GIVEN EXERCISE: Output the material below unchanged, apart from leaving out the pictures.

DATA FOR PROCESSING:
────
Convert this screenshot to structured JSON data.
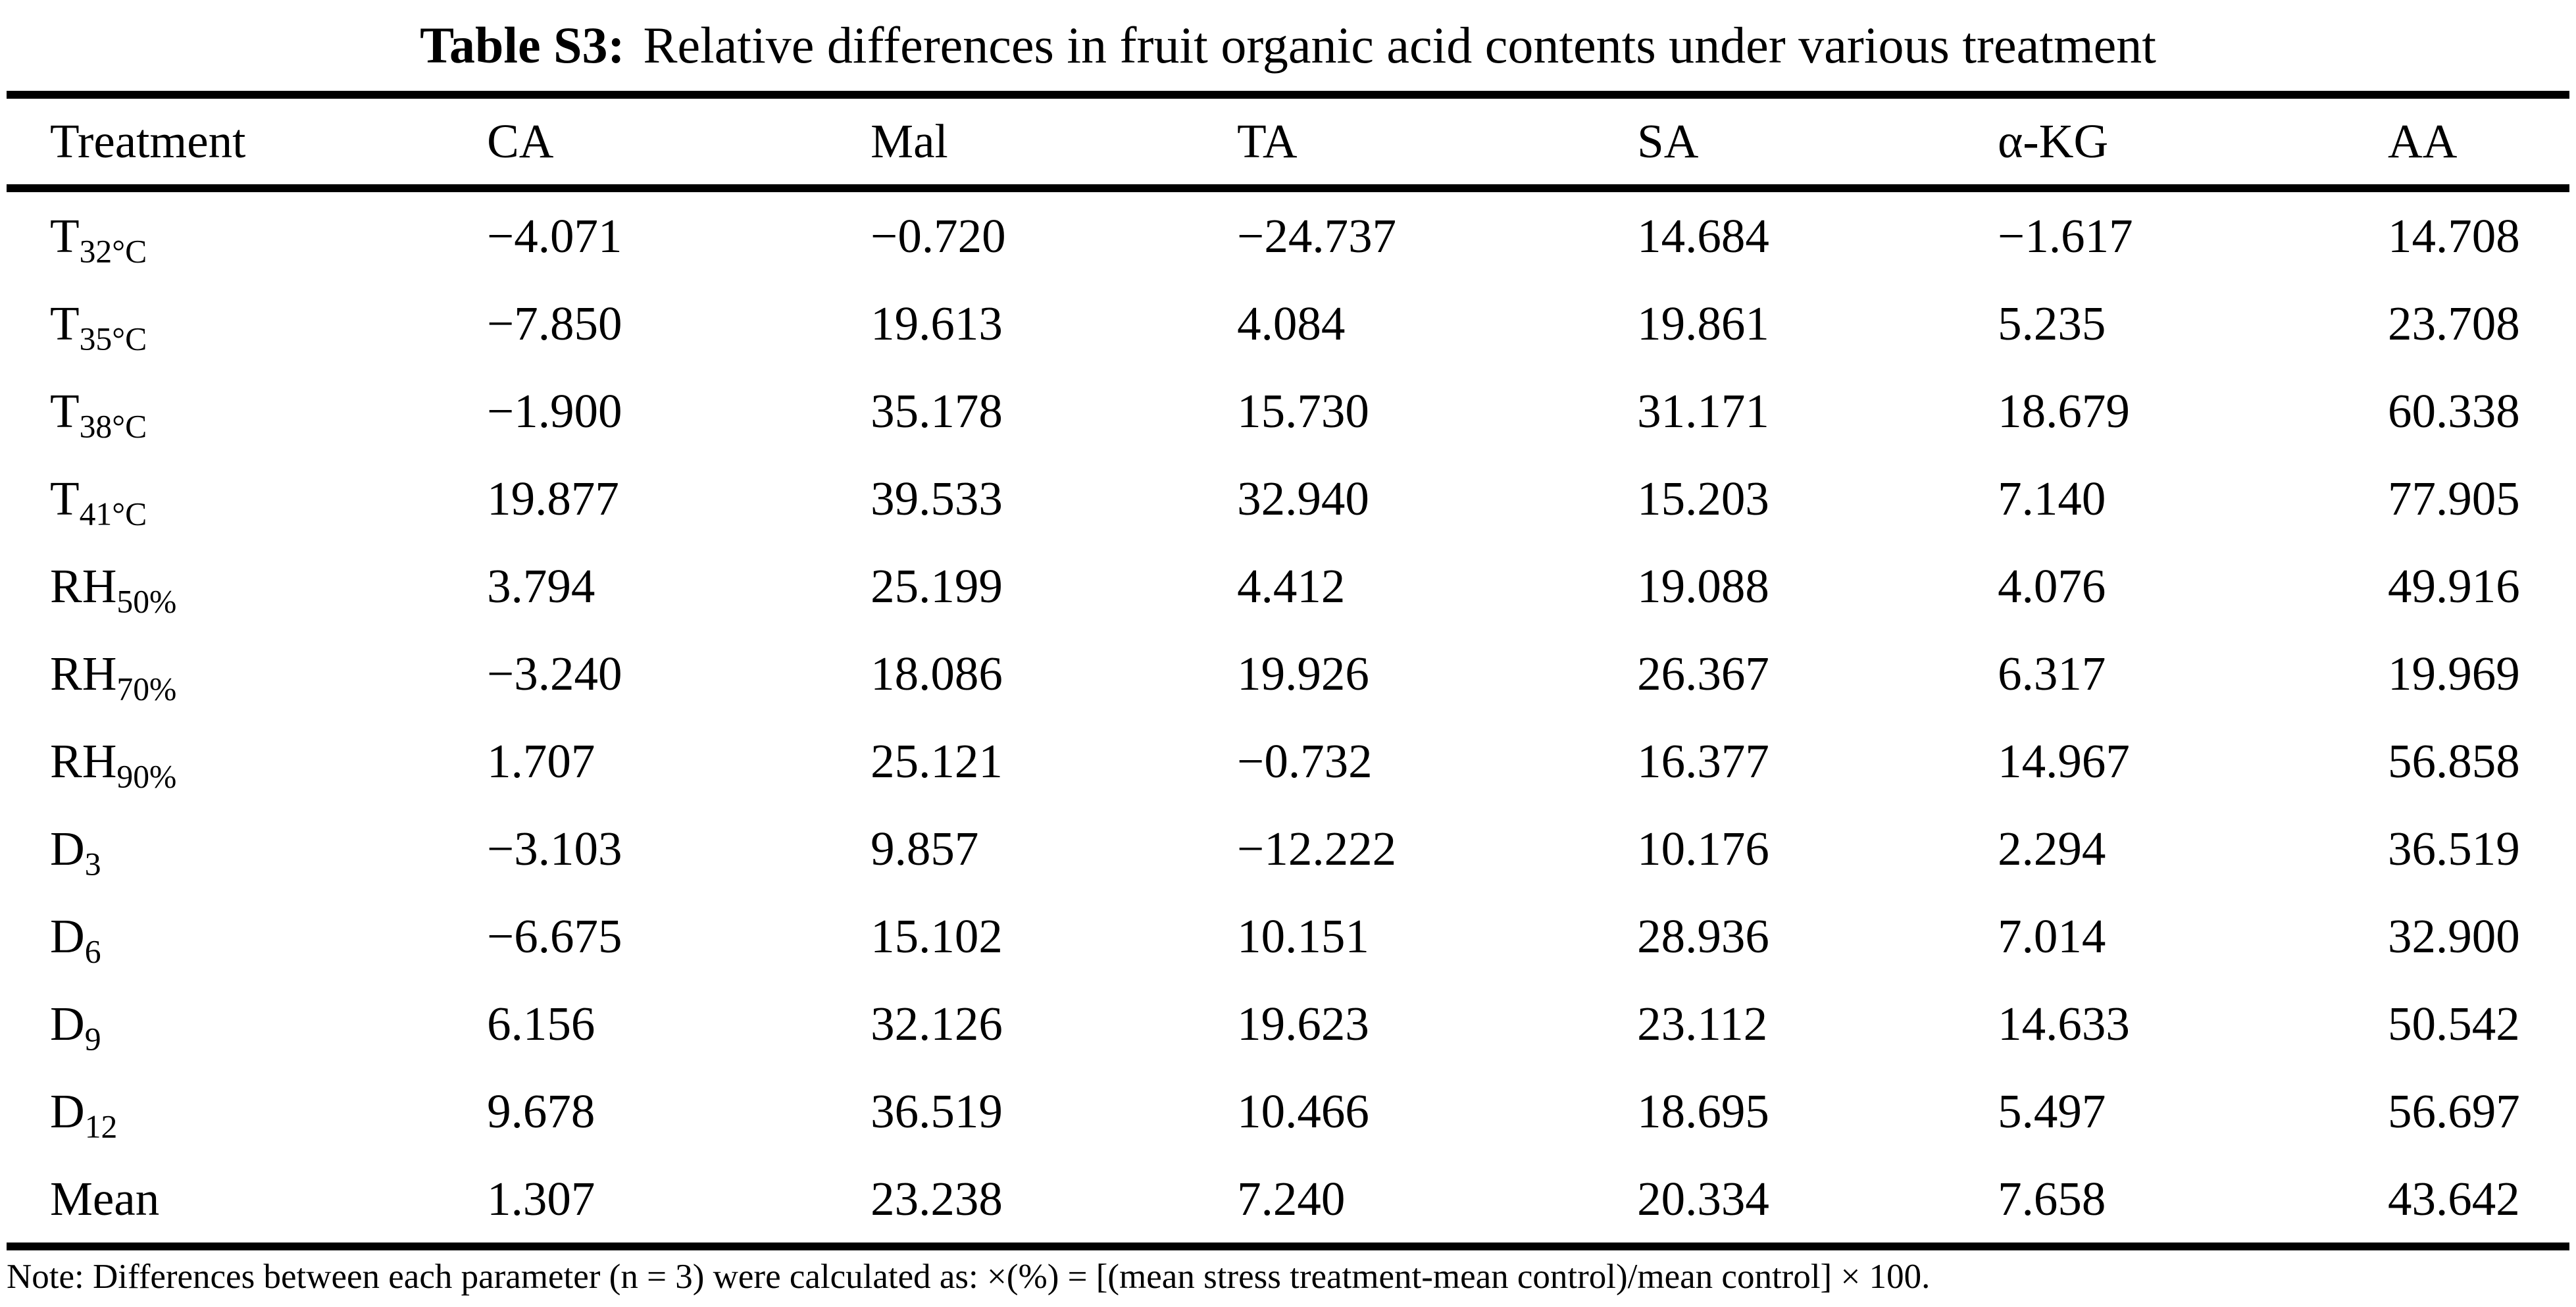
{
  "title": {
    "label": "Table S3:",
    "text": "Relative differences in fruit organic acid contents under various treatment"
  },
  "table": {
    "columns": [
      "Treatment",
      "CA",
      "Mal",
      "TA",
      "SA",
      "α-KG",
      "AA"
    ],
    "rows": [
      {
        "treatment": {
          "base": "T",
          "sub": "32°C"
        },
        "values": [
          "−4.071",
          "−0.720",
          "−24.737",
          "14.684",
          "−1.617",
          "14.708"
        ]
      },
      {
        "treatment": {
          "base": "T",
          "sub": "35°C"
        },
        "values": [
          "−7.850",
          "19.613",
          "4.084",
          "19.861",
          "5.235",
          "23.708"
        ]
      },
      {
        "treatment": {
          "base": "T",
          "sub": "38°C"
        },
        "values": [
          "−1.900",
          "35.178",
          "15.730",
          "31.171",
          "18.679",
          "60.338"
        ]
      },
      {
        "treatment": {
          "base": "T",
          "sub": "41°C"
        },
        "values": [
          "19.877",
          "39.533",
          "32.940",
          "15.203",
          "7.140",
          "77.905"
        ]
      },
      {
        "treatment": {
          "base": "RH",
          "sub": "50%"
        },
        "values": [
          "3.794",
          "25.199",
          "4.412",
          "19.088",
          "4.076",
          "49.916"
        ]
      },
      {
        "treatment": {
          "base": "RH",
          "sub": "70%"
        },
        "values": [
          "−3.240",
          "18.086",
          "19.926",
          "26.367",
          "6.317",
          "19.969"
        ]
      },
      {
        "treatment": {
          "base": "RH",
          "sub": "90%"
        },
        "values": [
          "1.707",
          "25.121",
          "−0.732",
          "16.377",
          "14.967",
          "56.858"
        ]
      },
      {
        "treatment": {
          "base": "D",
          "sub": "3"
        },
        "values": [
          "−3.103",
          "9.857",
          "−12.222",
          "10.176",
          "2.294",
          "36.519"
        ]
      },
      {
        "treatment": {
          "base": "D",
          "sub": "6"
        },
        "values": [
          "−6.675",
          "15.102",
          "10.151",
          "28.936",
          "7.014",
          "32.900"
        ]
      },
      {
        "treatment": {
          "base": "D",
          "sub": "9"
        },
        "values": [
          "6.156",
          "32.126",
          "19.623",
          "23.112",
          "14.633",
          "50.542"
        ]
      },
      {
        "treatment": {
          "base": "D",
          "sub": "12"
        },
        "values": [
          "9.678",
          "36.519",
          "10.466",
          "18.695",
          "5.497",
          "56.697"
        ]
      },
      {
        "treatment": {
          "base": "Mean",
          "sub": ""
        },
        "values": [
          "1.307",
          "23.238",
          "7.240",
          "20.334",
          "7.658",
          "43.642"
        ]
      }
    ]
  },
  "note": "Note: Differences between each parameter (n = 3) were calculated as: ×(%) = [(mean stress treatment-mean control)/mean control] × 100."
}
────
TASK OUTPUT:
Convert this screenshot to structured JSON data.
{
  "title": {
    "label": "Table S3:",
    "text": "Relative differences in fruit organic acid contents under various treatment"
  },
  "table": {
    "columns": [
      "Treatment",
      "CA",
      "Mal",
      "TA",
      "SA",
      "α-KG",
      "AA"
    ],
    "rows": [
      {
        "treatment": {
          "base": "T",
          "sub": "32°C"
        },
        "values": [
          "−4.071",
          "−0.720",
          "−24.737",
          "14.684",
          "−1.617",
          "14.708"
        ]
      },
      {
        "treatment": {
          "base": "T",
          "sub": "35°C"
        },
        "values": [
          "−7.850",
          "19.613",
          "4.084",
          "19.861",
          "5.235",
          "23.708"
        ]
      },
      {
        "treatment": {
          "base": "T",
          "sub": "38°C"
        },
        "values": [
          "−1.900",
          "35.178",
          "15.730",
          "31.171",
          "18.679",
          "60.338"
        ]
      },
      {
        "treatment": {
          "base": "T",
          "sub": "41°C"
        },
        "values": [
          "19.877",
          "39.533",
          "32.940",
          "15.203",
          "7.140",
          "77.905"
        ]
      },
      {
        "treatment": {
          "base": "RH",
          "sub": "50%"
        },
        "values": [
          "3.794",
          "25.199",
          "4.412",
          "19.088",
          "4.076",
          "49.916"
        ]
      },
      {
        "treatment": {
          "base": "RH",
          "sub": "70%"
        },
        "values": [
          "−3.240",
          "18.086",
          "19.926",
          "26.367",
          "6.317",
          "19.969"
        ]
      },
      {
        "treatment": {
          "base": "RH",
          "sub": "90%"
        },
        "values": [
          "1.707",
          "25.121",
          "−0.732",
          "16.377",
          "14.967",
          "56.858"
        ]
      },
      {
        "treatment": {
          "base": "D",
          "sub": "3"
        },
        "values": [
          "−3.103",
          "9.857",
          "−12.222",
          "10.176",
          "2.294",
          "36.519"
        ]
      },
      {
        "treatment": {
          "base": "D",
          "sub": "6"
        },
        "values": [
          "−6.675",
          "15.102",
          "10.151",
          "28.936",
          "7.014",
          "32.900"
        ]
      },
      {
        "treatment": {
          "base": "D",
          "sub": "9"
        },
        "values": [
          "6.156",
          "32.126",
          "19.623",
          "23.112",
          "14.633",
          "50.542"
        ]
      },
      {
        "treatment": {
          "base": "D",
          "sub": "12"
        },
        "values": [
          "9.678",
          "36.519",
          "10.466",
          "18.695",
          "5.497",
          "56.697"
        ]
      },
      {
        "treatment": {
          "base": "Mean",
          "sub": ""
        },
        "values": [
          "1.307",
          "23.238",
          "7.240",
          "20.334",
          "7.658",
          "43.642"
        ]
      }
    ]
  },
  "note": "Note: Differences between each parameter (n = 3) were calculated as: ×(%) = [(mean stress treatment-mean control)/mean control] × 100."
}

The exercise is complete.